#### DIRECTIVE:
Leave out the pictures and return every entry exactly as it appears.

#### RECORDS:
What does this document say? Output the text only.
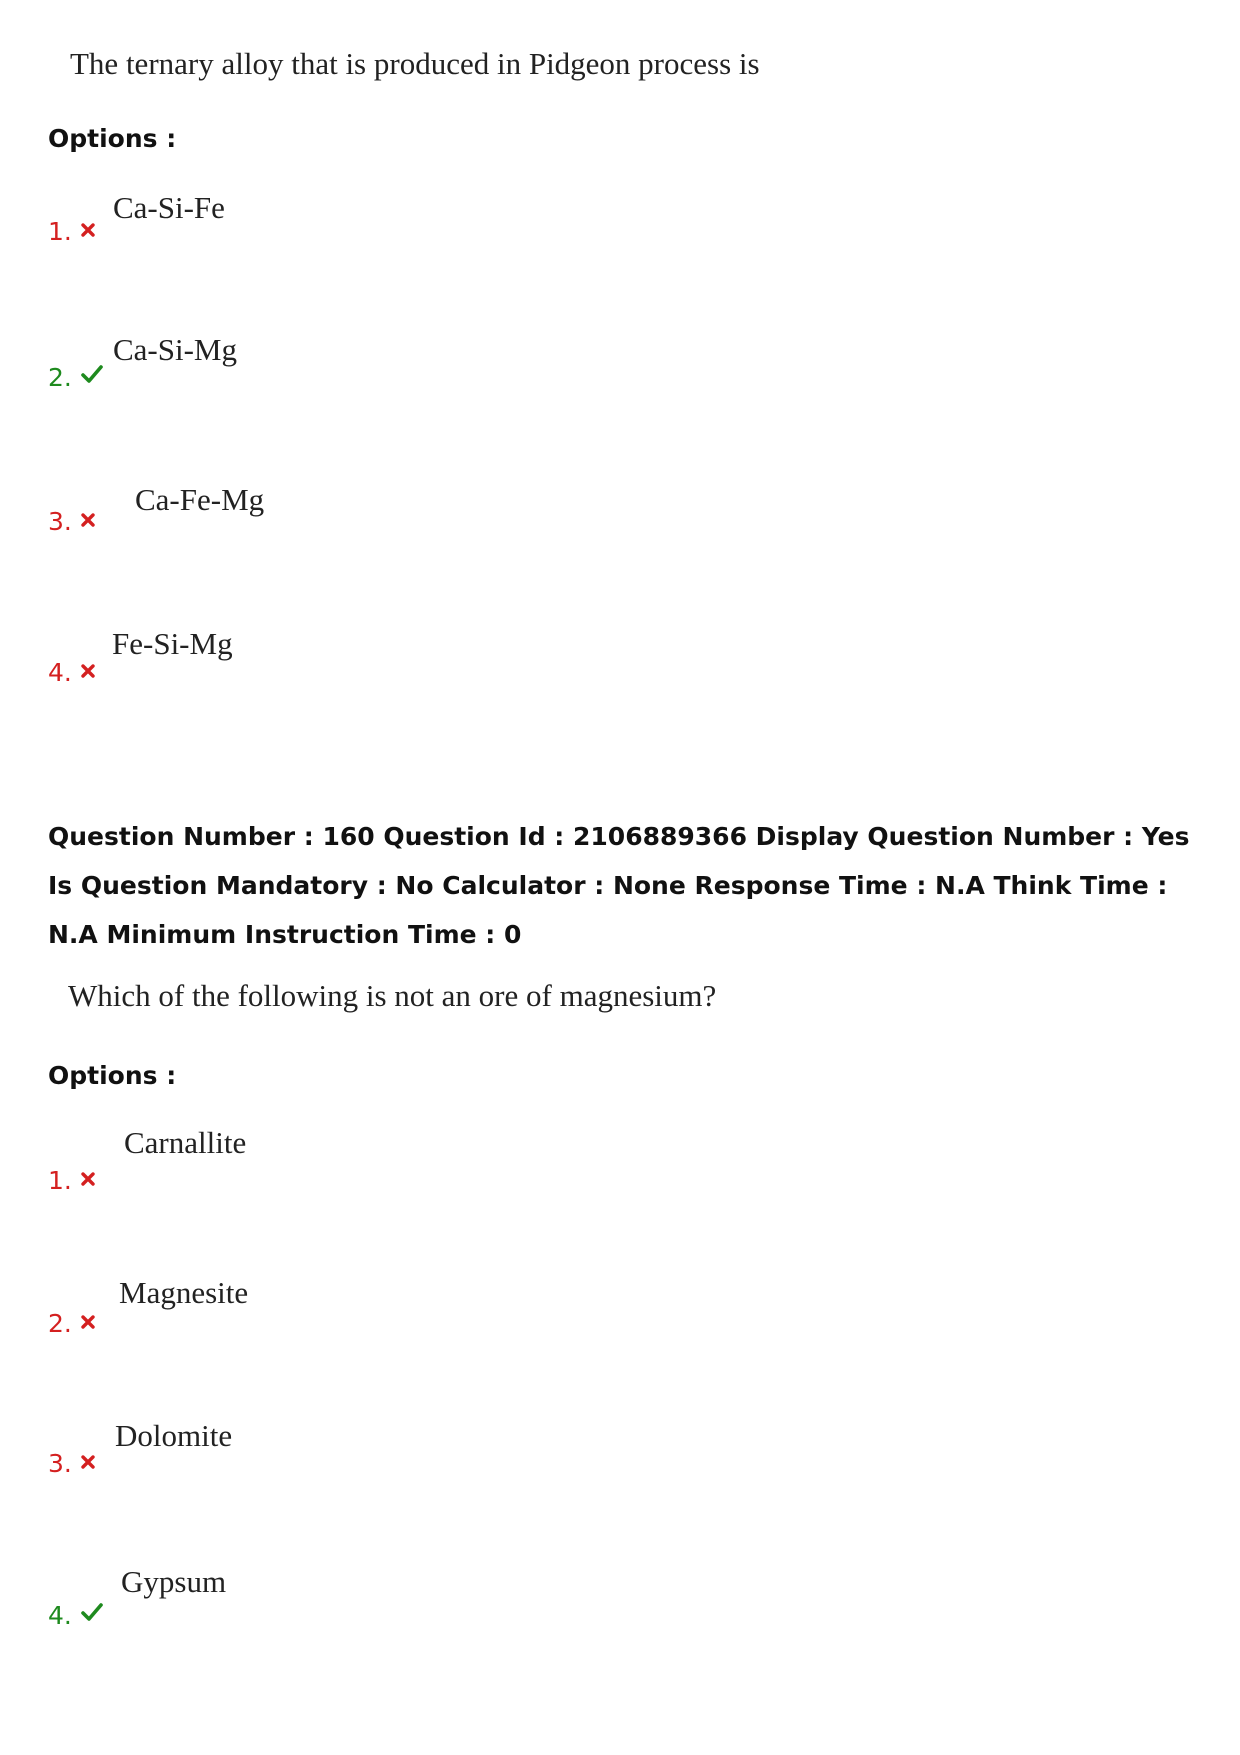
The ternary alloy that is produced in Pidgeon process is
Options :
1.
Ca-Si-Fe
2.
Ca-Si-Mg
3.
Ca-Fe-Mg
4.
Fe-Si-Mg
Question Number : 160 Question Id : 2106889366 Display Question Number : Yes Is Question Mandatory : No Calculator : None Response Time : N.A Think Time : N.A Minimum Instruction Time : 0
Which of the following is not an ore of magnesium?
Options :
1.
Carnallite
2.
Magnesite
3.
Dolomite
4.
Gypsum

#### WORKED SOLUTION:
What does this document say? Output the text only.
The ternary alloy that is produced in Pidgeon process is
Options :
1.
Ca-Si-Fe
2.
Ca-Si-Mg
3.
Ca-Fe-Mg
4.
Fe-Si-Mg
Question Number : 160 Question Id : 2106889366 Display Question Number : Yes Is Question Mandatory : No Calculator : None Response Time : N.A Think Time : N.A Minimum Instruction Time : 0
Which of the following is not an ore of magnesium?
Options :
1.
Carnallite
2.
Magnesite
3.
Dolomite
4.
Gypsum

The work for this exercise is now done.